# Brief
Below are the records. Count the lines containing the string "color", and reply with the number alone.

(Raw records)
Begin

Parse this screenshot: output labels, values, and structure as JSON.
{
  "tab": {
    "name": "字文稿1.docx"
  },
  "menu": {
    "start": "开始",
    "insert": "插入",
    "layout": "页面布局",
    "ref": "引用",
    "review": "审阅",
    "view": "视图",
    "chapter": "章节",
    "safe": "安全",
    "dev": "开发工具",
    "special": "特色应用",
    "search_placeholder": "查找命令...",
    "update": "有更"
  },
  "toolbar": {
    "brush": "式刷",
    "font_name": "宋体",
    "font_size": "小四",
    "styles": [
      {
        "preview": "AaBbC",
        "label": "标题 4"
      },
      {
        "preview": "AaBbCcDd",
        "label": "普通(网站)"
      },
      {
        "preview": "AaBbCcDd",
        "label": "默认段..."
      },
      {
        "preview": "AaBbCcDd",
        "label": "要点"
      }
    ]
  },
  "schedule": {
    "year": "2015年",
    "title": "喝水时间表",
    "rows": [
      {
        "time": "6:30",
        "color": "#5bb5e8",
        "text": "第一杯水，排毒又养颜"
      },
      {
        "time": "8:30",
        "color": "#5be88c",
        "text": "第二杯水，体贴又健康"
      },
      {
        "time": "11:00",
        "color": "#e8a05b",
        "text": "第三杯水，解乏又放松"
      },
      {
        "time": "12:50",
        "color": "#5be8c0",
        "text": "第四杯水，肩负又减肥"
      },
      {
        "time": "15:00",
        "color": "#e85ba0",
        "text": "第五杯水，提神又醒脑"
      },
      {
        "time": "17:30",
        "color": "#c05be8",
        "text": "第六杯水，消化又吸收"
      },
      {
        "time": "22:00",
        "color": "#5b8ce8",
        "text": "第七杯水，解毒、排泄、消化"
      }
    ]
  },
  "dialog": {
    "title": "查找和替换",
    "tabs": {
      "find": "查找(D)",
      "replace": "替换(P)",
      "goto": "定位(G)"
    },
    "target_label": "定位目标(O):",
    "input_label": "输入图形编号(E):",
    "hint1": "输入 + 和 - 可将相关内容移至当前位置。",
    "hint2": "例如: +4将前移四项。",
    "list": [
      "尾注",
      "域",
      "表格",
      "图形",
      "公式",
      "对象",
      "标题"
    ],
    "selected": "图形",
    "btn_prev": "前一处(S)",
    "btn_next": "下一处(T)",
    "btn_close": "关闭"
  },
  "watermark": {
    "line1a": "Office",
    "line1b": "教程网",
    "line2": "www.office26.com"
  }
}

End

# Task output
7